> [Input rows]
= = = = = = =

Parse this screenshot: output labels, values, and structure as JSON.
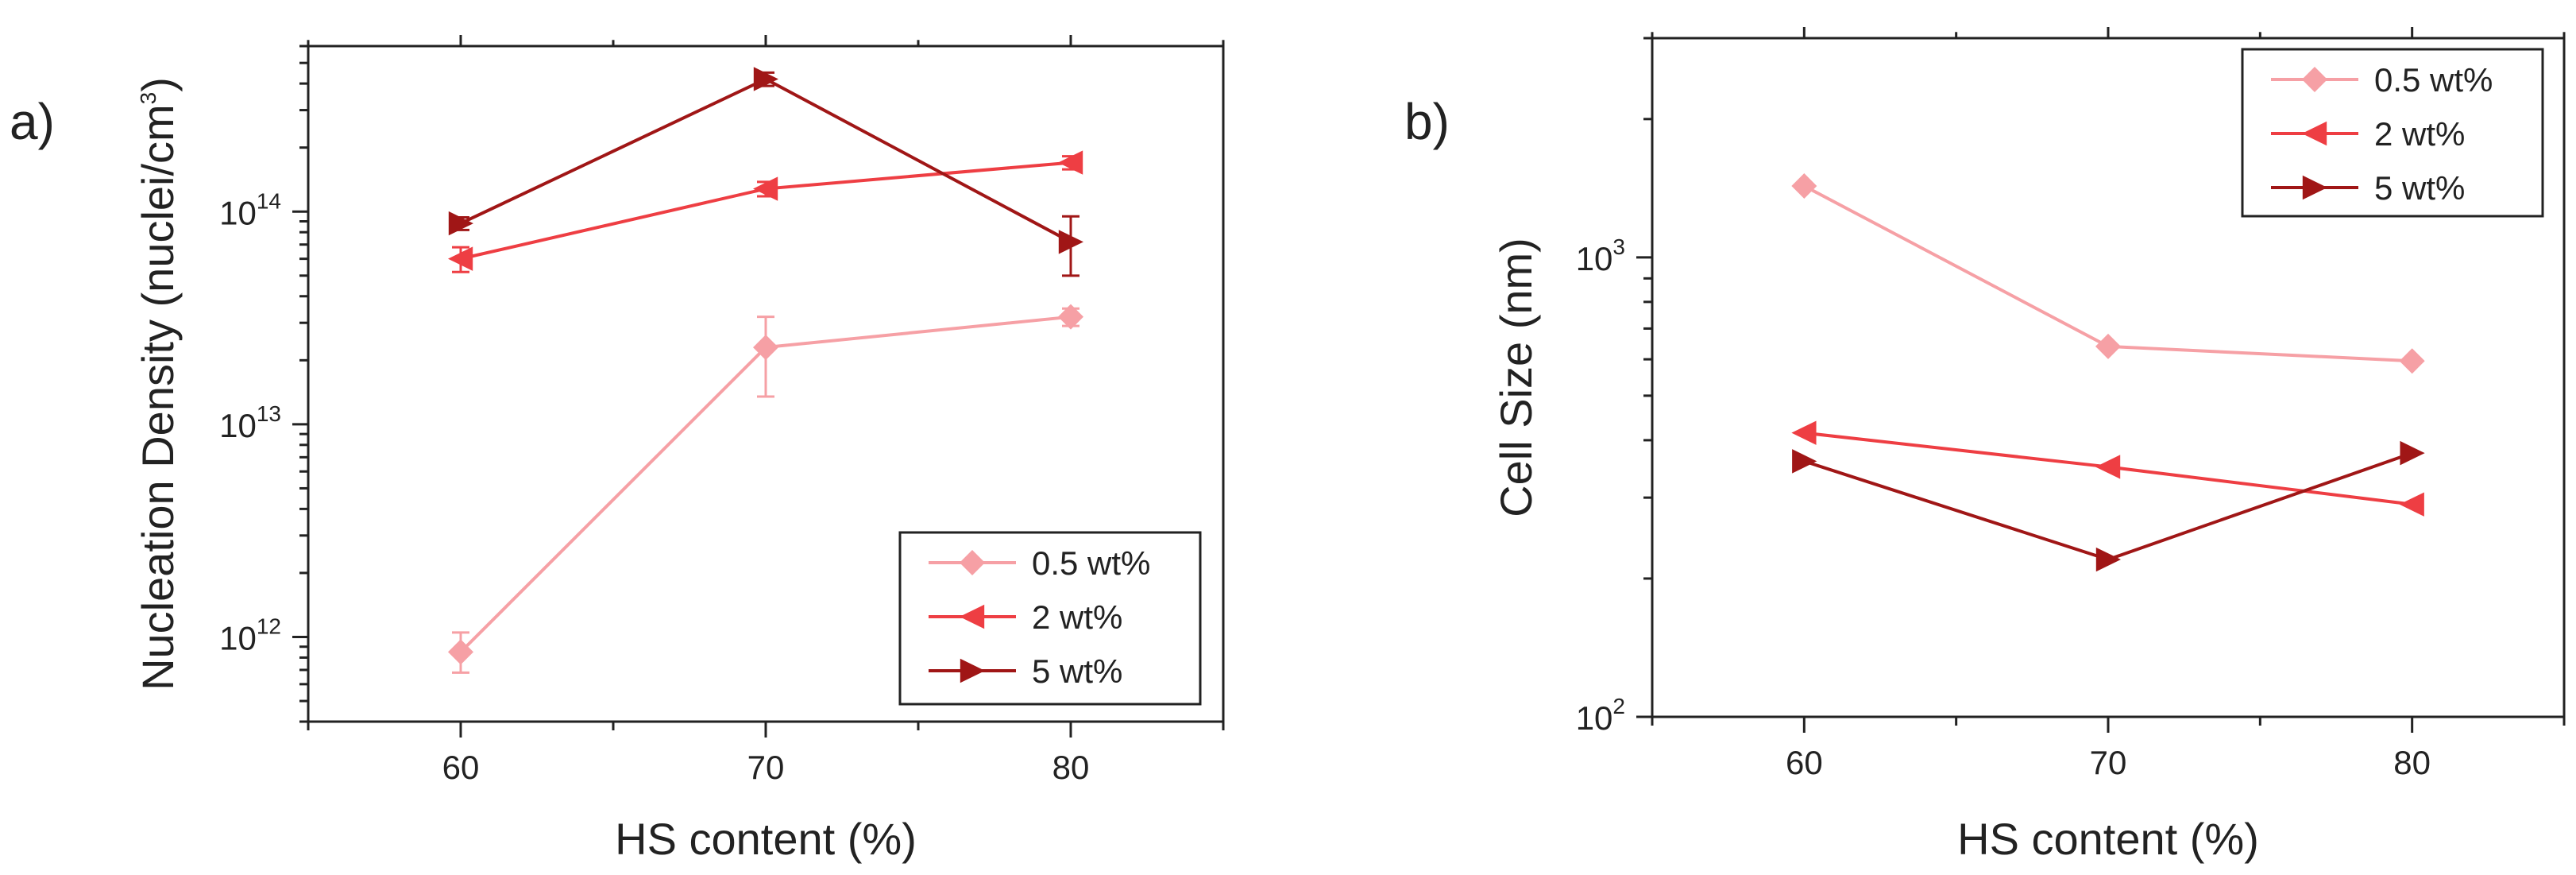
{
  "colors": {
    "axis": "#222222",
    "series_light": "#f6a0a5",
    "series_mid": "#ee3e43",
    "series_dark": "#a01616",
    "background": "#ffffff"
  },
  "chart_data": [
    {
      "panel": "a)",
      "type": "line",
      "title": "",
      "xlabel": "HS content (%)",
      "ylabel": "Nucleation Density (nuclei/cm",
      "ylabel_sup": "3",
      "ylabel_close": ")",
      "yscale": "log",
      "x": [
        60,
        70,
        80
      ],
      "xlim": [
        55,
        85
      ],
      "ylim": [
        400000000000.0,
        600000000000000.0
      ],
      "xticks": [
        60,
        70,
        80
      ],
      "xtick_labels": [
        "60",
        "70",
        "80"
      ],
      "yticks": [
        1000000000000.0,
        10000000000000.0,
        100000000000000.0
      ],
      "ytick_base": "10",
      "ytick_exps": [
        "12",
        "13",
        "14"
      ],
      "legend_position": "bottom-right",
      "series": [
        {
          "name": "0.5 wt%",
          "marker": "diamond",
          "color": "#f6a0a5",
          "values": [
            850000000000.0,
            23000000000000.0,
            32000000000000.0
          ],
          "err_low": [
            680000000000.0,
            13500000000000.0,
            29000000000000.0
          ],
          "err_high": [
            1050000000000.0,
            32000000000000.0,
            35000000000000.0
          ]
        },
        {
          "name": "2 wt%",
          "marker": "triangle-left",
          "color": "#ee3e43",
          "values": [
            60000000000000.0,
            128000000000000.0,
            170000000000000.0
          ],
          "err_low": [
            52000000000000.0,
            118000000000000.0,
            158000000000000.0
          ],
          "err_high": [
            68000000000000.0,
            138000000000000.0,
            182000000000000.0
          ]
        },
        {
          "name": "5 wt%",
          "marker": "triangle-right",
          "color": "#a01616",
          "values": [
            88000000000000.0,
            420000000000000.0,
            72000000000000.0
          ],
          "err_low": [
            82000000000000.0,
            390000000000000.0,
            50000000000000.0
          ],
          "err_high": [
            94000000000000.0,
            450000000000000.0,
            95000000000000.0
          ]
        }
      ]
    },
    {
      "panel": "b)",
      "type": "line",
      "title": "",
      "xlabel": "HS content (%)",
      "ylabel": "Cell Size (nm)",
      "yscale": "log",
      "x": [
        60,
        70,
        80
      ],
      "xlim": [
        55,
        85
      ],
      "ylim": [
        100,
        3000
      ],
      "xticks": [
        60,
        70,
        80
      ],
      "xtick_labels": [
        "60",
        "70",
        "80"
      ],
      "yticks": [
        100,
        1000
      ],
      "ytick_base": "10",
      "ytick_exps": [
        "2",
        "3"
      ],
      "legend_position": "top-right",
      "series": [
        {
          "name": "0.5 wt%",
          "marker": "diamond",
          "color": "#f6a0a5",
          "values": [
            1430,
            640,
            595
          ]
        },
        {
          "name": "2 wt%",
          "marker": "triangle-left",
          "color": "#ee3e43",
          "values": [
            415,
            350,
            290
          ]
        },
        {
          "name": "5 wt%",
          "marker": "triangle-right",
          "color": "#a01616",
          "values": [
            360,
            220,
            375
          ]
        }
      ]
    }
  ]
}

= = = = = = =

Set down all the entries exactly as they appear, but skip any pictures.

Parse this screenshot: output labels, values, and structure as JSON.
{
  "colors": {
    "axis": "#222222",
    "series_light": "#f6a0a5",
    "series_mid": "#ee3e43",
    "series_dark": "#a01616",
    "background": "#ffffff"
  },
  "chart_data": [
    {
      "panel": "a)",
      "type": "line",
      "title": "",
      "xlabel": "HS content (%)",
      "ylabel": "Nucleation Density (nuclei/cm",
      "ylabel_sup": "3",
      "ylabel_close": ")",
      "yscale": "log",
      "x": [
        60,
        70,
        80
      ],
      "xlim": [
        55,
        85
      ],
      "ylim": [
        400000000000.0,
        600000000000000.0
      ],
      "xticks": [
        60,
        70,
        80
      ],
      "xtick_labels": [
        "60",
        "70",
        "80"
      ],
      "yticks": [
        1000000000000.0,
        10000000000000.0,
        100000000000000.0
      ],
      "ytick_base": "10",
      "ytick_exps": [
        "12",
        "13",
        "14"
      ],
      "legend_position": "bottom-right",
      "series": [
        {
          "name": "0.5 wt%",
          "marker": "diamond",
          "color": "#f6a0a5",
          "values": [
            850000000000.0,
            23000000000000.0,
            32000000000000.0
          ],
          "err_low": [
            680000000000.0,
            13500000000000.0,
            29000000000000.0
          ],
          "err_high": [
            1050000000000.0,
            32000000000000.0,
            35000000000000.0
          ]
        },
        {
          "name": "2 wt%",
          "marker": "triangle-left",
          "color": "#ee3e43",
          "values": [
            60000000000000.0,
            128000000000000.0,
            170000000000000.0
          ],
          "err_low": [
            52000000000000.0,
            118000000000000.0,
            158000000000000.0
          ],
          "err_high": [
            68000000000000.0,
            138000000000000.0,
            182000000000000.0
          ]
        },
        {
          "name": "5 wt%",
          "marker": "triangle-right",
          "color": "#a01616",
          "values": [
            88000000000000.0,
            420000000000000.0,
            72000000000000.0
          ],
          "err_low": [
            82000000000000.0,
            390000000000000.0,
            50000000000000.0
          ],
          "err_high": [
            94000000000000.0,
            450000000000000.0,
            95000000000000.0
          ]
        }
      ]
    },
    {
      "panel": "b)",
      "type": "line",
      "title": "",
      "xlabel": "HS content (%)",
      "ylabel": "Cell Size (nm)",
      "yscale": "log",
      "x": [
        60,
        70,
        80
      ],
      "xlim": [
        55,
        85
      ],
      "ylim": [
        100,
        3000
      ],
      "xticks": [
        60,
        70,
        80
      ],
      "xtick_labels": [
        "60",
        "70",
        "80"
      ],
      "yticks": [
        100,
        1000
      ],
      "ytick_base": "10",
      "ytick_exps": [
        "2",
        "3"
      ],
      "legend_position": "top-right",
      "series": [
        {
          "name": "0.5 wt%",
          "marker": "diamond",
          "color": "#f6a0a5",
          "values": [
            1430,
            640,
            595
          ]
        },
        {
          "name": "2 wt%",
          "marker": "triangle-left",
          "color": "#ee3e43",
          "values": [
            415,
            350,
            290
          ]
        },
        {
          "name": "5 wt%",
          "marker": "triangle-right",
          "color": "#a01616",
          "values": [
            360,
            220,
            375
          ]
        }
      ]
    }
  ]
}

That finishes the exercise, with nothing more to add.